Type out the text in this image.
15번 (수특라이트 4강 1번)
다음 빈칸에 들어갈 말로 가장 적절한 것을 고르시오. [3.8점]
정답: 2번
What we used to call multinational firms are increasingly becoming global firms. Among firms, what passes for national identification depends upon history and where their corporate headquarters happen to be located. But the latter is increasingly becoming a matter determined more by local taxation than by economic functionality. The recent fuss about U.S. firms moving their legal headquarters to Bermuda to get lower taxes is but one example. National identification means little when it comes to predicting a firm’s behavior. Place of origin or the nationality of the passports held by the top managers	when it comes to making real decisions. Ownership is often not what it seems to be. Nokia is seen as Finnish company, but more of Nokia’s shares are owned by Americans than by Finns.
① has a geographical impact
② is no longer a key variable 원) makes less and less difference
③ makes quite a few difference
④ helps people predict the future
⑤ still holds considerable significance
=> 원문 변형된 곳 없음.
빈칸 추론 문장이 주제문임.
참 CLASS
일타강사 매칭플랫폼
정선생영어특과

------

Retype all of the material above with every character intact.

Type out the text in this image.
15번 (수특라이트 4강 1번)
다음 빈칸에 들어갈 말로 가장 적절한 것을 고르시오. [3.8점]
정답: 2번
What we used to call multinational firms are increasingly becoming global firms. Among firms, what passes for national identification depends upon history and where their corporate headquarters happen to be located. But the latter is increasingly becoming a matter determined more by local taxation than by economic functionality. The recent fuss about U.S. firms moving their legal headquarters to Bermuda to get lower taxes is but one example. National identification means little when it comes to predicting a firm’s behavior. Place of origin or the nationality of the passports held by the top managers	when it comes to making real decisions. Ownership is often not what it seems to be. Nokia is seen as Finnish company, but more of Nokia’s shares are owned by Americans than by Finns.
① has a geographical impact
② is no longer a key variable 원) makes less and less difference
③ makes quite a few difference
④ helps people predict the future
⑤ still holds considerable significance
=> 원문 변형된 곳 없음.
빈칸 추론 문장이 주제문임.
참 CLASS
일타강사 매칭플랫폼
정선생영어특과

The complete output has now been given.